Data rows:
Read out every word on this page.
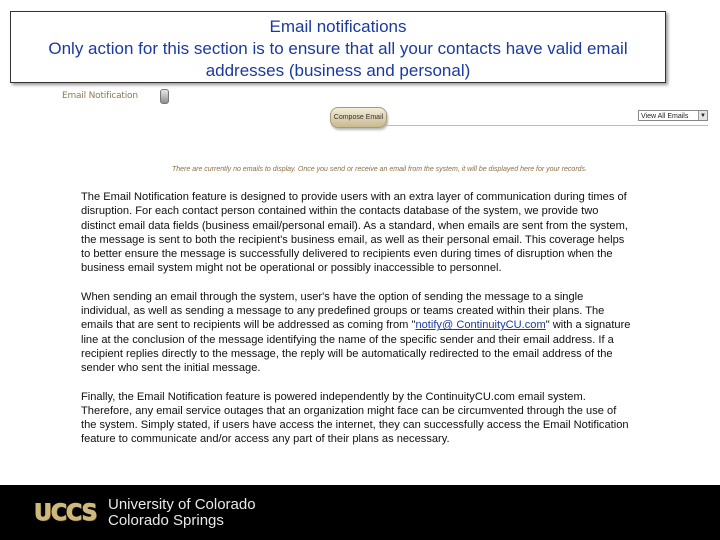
Email notifications
Only action for this section is to ensure that all your contacts have valid email addresses (business and personal)
Email Notification
Compose Email	View All Emails	▼
There are currently no emails to display. Once you send or receive an email from the system, it will be displayed here for your records.

The Email Notification feature is designed to provide users with an extra layer of communication during times of disruption. For each contact person contained within the contacts database of the system, we provide two distinct email data fields (business email/personal email). As a standard, when emails are sent from the system, the message is sent to both the recipient's business email, as well as their personal email. This coverage helps to better ensure the message is successfully delivered to recipients even during times of disruption when the business email system might not be operational or possibly inaccessible to personnel.

When sending an email through the system, user's have the option of sending the message to a single individual, as well as sending a message to any predefined groups or teams created within their plans. The emails that are sent to recipients will be addressed as coming from "notify@ ContinuityCU.com" with a signature line at the conclusion of the message identifying the name of the specific sender and their email address. If a recipient replies directly to the message, the reply will be automatically redirected to the email address of the sender who sent the initial message.

Finally, the Email Notification feature is powered independently by the ContinuityCU.com email system. Therefore, any email service outages that an organization might face can be circumvented through the use of the system. Simply stated, if users have access the internet, they can successfully access the Email Notification feature to communicate and/or access any part of their plans as necessary.

UCCS University of Colorado
Colorado Springs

Exercise instructions:
Transcribe every record above exactly, leaving out the pictures.

Reply:
Read out every word on this page.
Email notifications
Only action for this section is to ensure that all your contacts have valid email addresses (business and personal)
Email Notification
Compose Email	View All Emails	▼
There are currently no emails to display. Once you send or receive an email from the system, it will be displayed here for your records.

The Email Notification feature is designed to provide users with an extra layer of communication during times of disruption. For each contact person contained within the contacts database of the system, we provide two distinct email data fields (business email/personal email). As a standard, when emails are sent from the system, the message is sent to both the recipient's business email, as well as their personal email. This coverage helps to better ensure the message is successfully delivered to recipients even during times of disruption when the business email system might not be operational or possibly inaccessible to personnel.

When sending an email through the system, user's have the option of sending the message to a single individual, as well as sending a message to any predefined groups or teams created within their plans. The emails that are sent to recipients will be addressed as coming from "notify@ ContinuityCU.com" with a signature line at the conclusion of the message identifying the name of the specific sender and their email address. If a recipient replies directly to the message, the reply will be automatically redirected to the email address of the sender who sent the initial message.

Finally, the Email Notification feature is powered independently by the ContinuityCU.com email system. Therefore, any email service outages that an organization might face can be circumvented through the use of the system. Simply stated, if users have access the internet, they can successfully access the Email Notification feature to communicate and/or access any part of their plans as necessary.

UCCS University of Colorado
Colorado Springs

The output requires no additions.